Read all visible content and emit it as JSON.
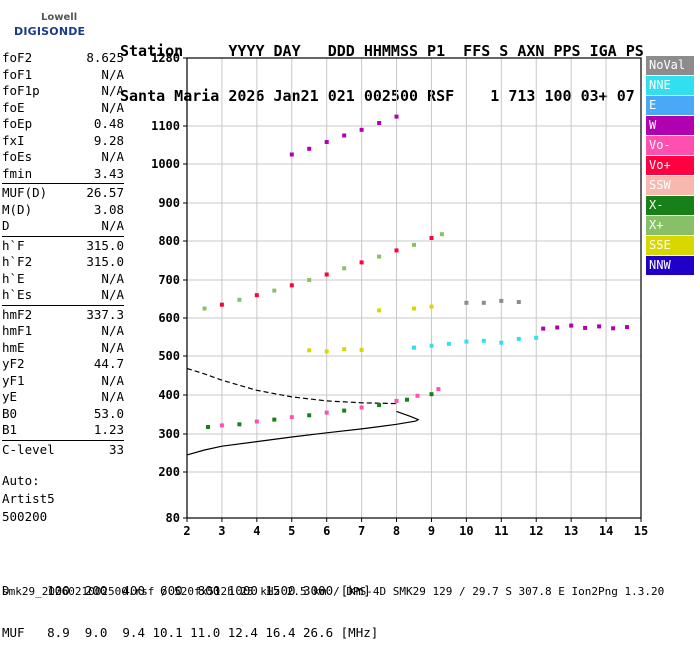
{
  "logo": {
    "line1": "Lowell",
    "line2": "DIGISONDE"
  },
  "header": {
    "line1": "Station     YYYY DAY   DDD HHMMSS P1  FFS S AXN PPS IGA PS",
    "line2": "Santa Maria 2026 Jan21 021 002500 RSF    1 713 100 03+ 07"
  },
  "params": [
    {
      "label": "foF2",
      "value": "8.625"
    },
    {
      "label": "foF1",
      "value": "N/A"
    },
    {
      "label": "foF1p",
      "value": "N/A"
    },
    {
      "label": "foE",
      "value": "N/A"
    },
    {
      "label": "foEp",
      "value": "0.48"
    },
    {
      "label": "fxI",
      "value": "9.28"
    },
    {
      "label": "foEs",
      "value": "N/A"
    },
    {
      "label": "fmin",
      "value": "3.43"
    },
    {
      "sep": true
    },
    {
      "label": "MUF(D)",
      "value": "26.57"
    },
    {
      "label": "M(D)",
      "value": "3.08"
    },
    {
      "label": "D",
      "value": "N/A"
    },
    {
      "sep": true
    },
    {
      "label": "h`F",
      "value": "315.0"
    },
    {
      "label": "h`F2",
      "value": "315.0"
    },
    {
      "label": "h`E",
      "value": "N/A"
    },
    {
      "label": "h`Es",
      "value": "N/A"
    },
    {
      "sep": true
    },
    {
      "label": "hmF2",
      "value": "337.3"
    },
    {
      "label": "hmF1",
      "value": "N/A"
    },
    {
      "label": "hmE",
      "value": "N/A"
    },
    {
      "label": "yF2",
      "value": "44.7"
    },
    {
      "label": "yF1",
      "value": "N/A"
    },
    {
      "label": "yE",
      "value": "N/A"
    },
    {
      "label": "B0",
      "value": "53.0"
    },
    {
      "label": "B1",
      "value": "1.23"
    },
    {
      "sep": true
    },
    {
      "label": "C-level",
      "value": "33"
    }
  ],
  "auto": {
    "line1": "Auto:",
    "line2": "Artist5",
    "line3": "500200"
  },
  "legend": [
    {
      "label": "NoVal",
      "color": "#8c8c8c"
    },
    {
      "label": "NNE",
      "color": "#30e0f0"
    },
    {
      "label": "E",
      "color": "#4aa8f8"
    },
    {
      "label": "W",
      "color": "#b000b0"
    },
    {
      "label": "Vo-",
      "color": "#ff50b0"
    },
    {
      "label": "Vo+",
      "color": "#ff0040"
    },
    {
      "label": "SSW",
      "color": "#f8b8b0"
    },
    {
      "label": "X-",
      "color": "#188018"
    },
    {
      "label": "X+",
      "color": "#88c068"
    },
    {
      "label": "SSE",
      "color": "#d8d800"
    },
    {
      "label": "NNW",
      "color": "#2000c8"
    }
  ],
  "bottom": {
    "line1": "D     100  200  400  600  800 1000 1500 3000 [km]",
    "line2": "MUF   8.9  9.0  9.4 10.1 11.0 12.4 16.4 26.6 [MHz]"
  },
  "footer": "smk29_2026021002500.rsf / 520fx512h 25 kHz 2.5 km / DPS-4D SMK29 129 / 29.7 S 307.8 E Ion2Png 1.3.20",
  "chart_data": {
    "type": "scatter",
    "xlabel": "",
    "ylabel": "",
    "xlim": [
      2,
      15
    ],
    "xticks": [
      2,
      3,
      4,
      5,
      6,
      7,
      8,
      9,
      10,
      11,
      12,
      13,
      14,
      15
    ],
    "ylim": [
      80,
      1280
    ],
    "yticks": [
      80,
      200,
      300,
      400,
      500,
      600,
      700,
      800,
      900,
      1000,
      1100,
      1280
    ],
    "grid": true,
    "series": [
      {
        "name": "X-",
        "points": [
          [
            2.6,
            318
          ],
          [
            3.5,
            325
          ],
          [
            4.5,
            337
          ],
          [
            5.5,
            348
          ],
          [
            6.5,
            360
          ],
          [
            7.5,
            374
          ],
          [
            8.3,
            388
          ],
          [
            9.0,
            402
          ]
        ]
      },
      {
        "name": "Vo-",
        "points": [
          [
            3.0,
            322
          ],
          [
            4.0,
            332
          ],
          [
            5.0,
            343
          ],
          [
            6.0,
            355
          ],
          [
            7.0,
            368
          ],
          [
            8.0,
            385
          ],
          [
            8.6,
            398
          ],
          [
            9.2,
            415
          ]
        ]
      },
      {
        "name": "X+",
        "points": [
          [
            2.5,
            625
          ],
          [
            3.5,
            648
          ],
          [
            4.5,
            672
          ],
          [
            5.5,
            700
          ],
          [
            6.5,
            730
          ],
          [
            7.5,
            760
          ],
          [
            8.5,
            790
          ],
          [
            9.3,
            818
          ]
        ]
      },
      {
        "name": "Vo+",
        "points": [
          [
            3.0,
            635
          ],
          [
            4.0,
            660
          ],
          [
            5.0,
            686
          ],
          [
            6.0,
            714
          ],
          [
            7.0,
            745
          ],
          [
            8.0,
            776
          ],
          [
            9.0,
            808
          ]
        ]
      },
      {
        "name": "W",
        "points": [
          [
            5.0,
            1025
          ],
          [
            5.5,
            1040
          ],
          [
            6.0,
            1058
          ],
          [
            6.5,
            1075
          ],
          [
            7.0,
            1090
          ],
          [
            7.5,
            1108
          ],
          [
            8.0,
            1125
          ]
        ]
      },
      {
        "name": "NNE",
        "points": [
          [
            8.5,
            522
          ],
          [
            9.0,
            527
          ],
          [
            9.5,
            532
          ],
          [
            10.0,
            538
          ],
          [
            10.5,
            540
          ],
          [
            11.0,
            535
          ],
          [
            11.5,
            545
          ],
          [
            12.0,
            548
          ]
        ]
      },
      {
        "name": "W",
        "points": [
          [
            12.2,
            572
          ],
          [
            12.6,
            575
          ],
          [
            13.0,
            580
          ],
          [
            13.4,
            574
          ],
          [
            13.8,
            578
          ],
          [
            14.2,
            573
          ],
          [
            14.6,
            576
          ]
        ]
      },
      {
        "name": "SSE",
        "points": [
          [
            5.5,
            515
          ],
          [
            6.0,
            512
          ],
          [
            6.5,
            518
          ],
          [
            7.0,
            516
          ],
          [
            7.5,
            620
          ],
          [
            8.5,
            625
          ],
          [
            9.0,
            630
          ]
        ]
      },
      {
        "name": "NoVal",
        "points": [
          [
            10.0,
            640
          ],
          [
            10.5,
            640
          ],
          [
            11.0,
            645
          ],
          [
            11.5,
            642
          ]
        ]
      }
    ],
    "profile_curves": [
      {
        "style": "solid",
        "points": [
          [
            2.0,
            245
          ],
          [
            2.5,
            258
          ],
          [
            3.0,
            268
          ],
          [
            4.0,
            280
          ],
          [
            5.0,
            292
          ],
          [
            6.0,
            303
          ],
          [
            7.0,
            313
          ],
          [
            8.0,
            325
          ],
          [
            8.55,
            333
          ],
          [
            8.62,
            337
          ],
          [
            8.4,
            345
          ],
          [
            8.0,
            358
          ]
        ]
      },
      {
        "style": "dashed",
        "points": [
          [
            2.0,
            468
          ],
          [
            2.5,
            454
          ],
          [
            3.0,
            438
          ],
          [
            4.0,
            412
          ],
          [
            5.0,
            395
          ],
          [
            6.0,
            385
          ],
          [
            7.0,
            380
          ],
          [
            8.0,
            378
          ]
        ]
      }
    ]
  }
}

**The problem**: Leave out the pictures and transcribe the entries above exactly.

**Reply to the exercise**:
Read all visible content and emit it as JSON.
{
  "logo": {
    "line1": "Lowell",
    "line2": "DIGISONDE"
  },
  "header": {
    "line1": "Station     YYYY DAY   DDD HHMMSS P1  FFS S AXN PPS IGA PS",
    "line2": "Santa Maria 2026 Jan21 021 002500 RSF    1 713 100 03+ 07"
  },
  "params": [
    {
      "label": "foF2",
      "value": "8.625"
    },
    {
      "label": "foF1",
      "value": "N/A"
    },
    {
      "label": "foF1p",
      "value": "N/A"
    },
    {
      "label": "foE",
      "value": "N/A"
    },
    {
      "label": "foEp",
      "value": "0.48"
    },
    {
      "label": "fxI",
      "value": "9.28"
    },
    {
      "label": "foEs",
      "value": "N/A"
    },
    {
      "label": "fmin",
      "value": "3.43"
    },
    {
      "sep": true
    },
    {
      "label": "MUF(D)",
      "value": "26.57"
    },
    {
      "label": "M(D)",
      "value": "3.08"
    },
    {
      "label": "D",
      "value": "N/A"
    },
    {
      "sep": true
    },
    {
      "label": "h`F",
      "value": "315.0"
    },
    {
      "label": "h`F2",
      "value": "315.0"
    },
    {
      "label": "h`E",
      "value": "N/A"
    },
    {
      "label": "h`Es",
      "value": "N/A"
    },
    {
      "sep": true
    },
    {
      "label": "hmF2",
      "value": "337.3"
    },
    {
      "label": "hmF1",
      "value": "N/A"
    },
    {
      "label": "hmE",
      "value": "N/A"
    },
    {
      "label": "yF2",
      "value": "44.7"
    },
    {
      "label": "yF1",
      "value": "N/A"
    },
    {
      "label": "yE",
      "value": "N/A"
    },
    {
      "label": "B0",
      "value": "53.0"
    },
    {
      "label": "B1",
      "value": "1.23"
    },
    {
      "sep": true
    },
    {
      "label": "C-level",
      "value": "33"
    }
  ],
  "auto": {
    "line1": "Auto:",
    "line2": "Artist5",
    "line3": "500200"
  },
  "legend": [
    {
      "label": "NoVal",
      "color": "#8c8c8c"
    },
    {
      "label": "NNE",
      "color": "#30e0f0"
    },
    {
      "label": "E",
      "color": "#4aa8f8"
    },
    {
      "label": "W",
      "color": "#b000b0"
    },
    {
      "label": "Vo-",
      "color": "#ff50b0"
    },
    {
      "label": "Vo+",
      "color": "#ff0040"
    },
    {
      "label": "SSW",
      "color": "#f8b8b0"
    },
    {
      "label": "X-",
      "color": "#188018"
    },
    {
      "label": "X+",
      "color": "#88c068"
    },
    {
      "label": "SSE",
      "color": "#d8d800"
    },
    {
      "label": "NNW",
      "color": "#2000c8"
    }
  ],
  "bottom": {
    "line1": "D     100  200  400  600  800 1000 1500 3000 [km]",
    "line2": "MUF   8.9  9.0  9.4 10.1 11.0 12.4 16.4 26.6 [MHz]"
  },
  "footer": "smk29_2026021002500.rsf / 520fx512h 25 kHz 2.5 km / DPS-4D SMK29 129 / 29.7 S 307.8 E Ion2Png 1.3.20",
  "chart_data": {
    "type": "scatter",
    "xlabel": "",
    "ylabel": "",
    "xlim": [
      2,
      15
    ],
    "xticks": [
      2,
      3,
      4,
      5,
      6,
      7,
      8,
      9,
      10,
      11,
      12,
      13,
      14,
      15
    ],
    "ylim": [
      80,
      1280
    ],
    "yticks": [
      80,
      200,
      300,
      400,
      500,
      600,
      700,
      800,
      900,
      1000,
      1100,
      1280
    ],
    "grid": true,
    "series": [
      {
        "name": "X-",
        "points": [
          [
            2.6,
            318
          ],
          [
            3.5,
            325
          ],
          [
            4.5,
            337
          ],
          [
            5.5,
            348
          ],
          [
            6.5,
            360
          ],
          [
            7.5,
            374
          ],
          [
            8.3,
            388
          ],
          [
            9.0,
            402
          ]
        ]
      },
      {
        "name": "Vo-",
        "points": [
          [
            3.0,
            322
          ],
          [
            4.0,
            332
          ],
          [
            5.0,
            343
          ],
          [
            6.0,
            355
          ],
          [
            7.0,
            368
          ],
          [
            8.0,
            385
          ],
          [
            8.6,
            398
          ],
          [
            9.2,
            415
          ]
        ]
      },
      {
        "name": "X+",
        "points": [
          [
            2.5,
            625
          ],
          [
            3.5,
            648
          ],
          [
            4.5,
            672
          ],
          [
            5.5,
            700
          ],
          [
            6.5,
            730
          ],
          [
            7.5,
            760
          ],
          [
            8.5,
            790
          ],
          [
            9.3,
            818
          ]
        ]
      },
      {
        "name": "Vo+",
        "points": [
          [
            3.0,
            635
          ],
          [
            4.0,
            660
          ],
          [
            5.0,
            686
          ],
          [
            6.0,
            714
          ],
          [
            7.0,
            745
          ],
          [
            8.0,
            776
          ],
          [
            9.0,
            808
          ]
        ]
      },
      {
        "name": "W",
        "points": [
          [
            5.0,
            1025
          ],
          [
            5.5,
            1040
          ],
          [
            6.0,
            1058
          ],
          [
            6.5,
            1075
          ],
          [
            7.0,
            1090
          ],
          [
            7.5,
            1108
          ],
          [
            8.0,
            1125
          ]
        ]
      },
      {
        "name": "NNE",
        "points": [
          [
            8.5,
            522
          ],
          [
            9.0,
            527
          ],
          [
            9.5,
            532
          ],
          [
            10.0,
            538
          ],
          [
            10.5,
            540
          ],
          [
            11.0,
            535
          ],
          [
            11.5,
            545
          ],
          [
            12.0,
            548
          ]
        ]
      },
      {
        "name": "W",
        "points": [
          [
            12.2,
            572
          ],
          [
            12.6,
            575
          ],
          [
            13.0,
            580
          ],
          [
            13.4,
            574
          ],
          [
            13.8,
            578
          ],
          [
            14.2,
            573
          ],
          [
            14.6,
            576
          ]
        ]
      },
      {
        "name": "SSE",
        "points": [
          [
            5.5,
            515
          ],
          [
            6.0,
            512
          ],
          [
            6.5,
            518
          ],
          [
            7.0,
            516
          ],
          [
            7.5,
            620
          ],
          [
            8.5,
            625
          ],
          [
            9.0,
            630
          ]
        ]
      },
      {
        "name": "NoVal",
        "points": [
          [
            10.0,
            640
          ],
          [
            10.5,
            640
          ],
          [
            11.0,
            645
          ],
          [
            11.5,
            642
          ]
        ]
      }
    ],
    "profile_curves": [
      {
        "style": "solid",
        "points": [
          [
            2.0,
            245
          ],
          [
            2.5,
            258
          ],
          [
            3.0,
            268
          ],
          [
            4.0,
            280
          ],
          [
            5.0,
            292
          ],
          [
            6.0,
            303
          ],
          [
            7.0,
            313
          ],
          [
            8.0,
            325
          ],
          [
            8.55,
            333
          ],
          [
            8.62,
            337
          ],
          [
            8.4,
            345
          ],
          [
            8.0,
            358
          ]
        ]
      },
      {
        "style": "dashed",
        "points": [
          [
            2.0,
            468
          ],
          [
            2.5,
            454
          ],
          [
            3.0,
            438
          ],
          [
            4.0,
            412
          ],
          [
            5.0,
            395
          ],
          [
            6.0,
            385
          ],
          [
            7.0,
            380
          ],
          [
            8.0,
            378
          ]
        ]
      }
    ]
  }
}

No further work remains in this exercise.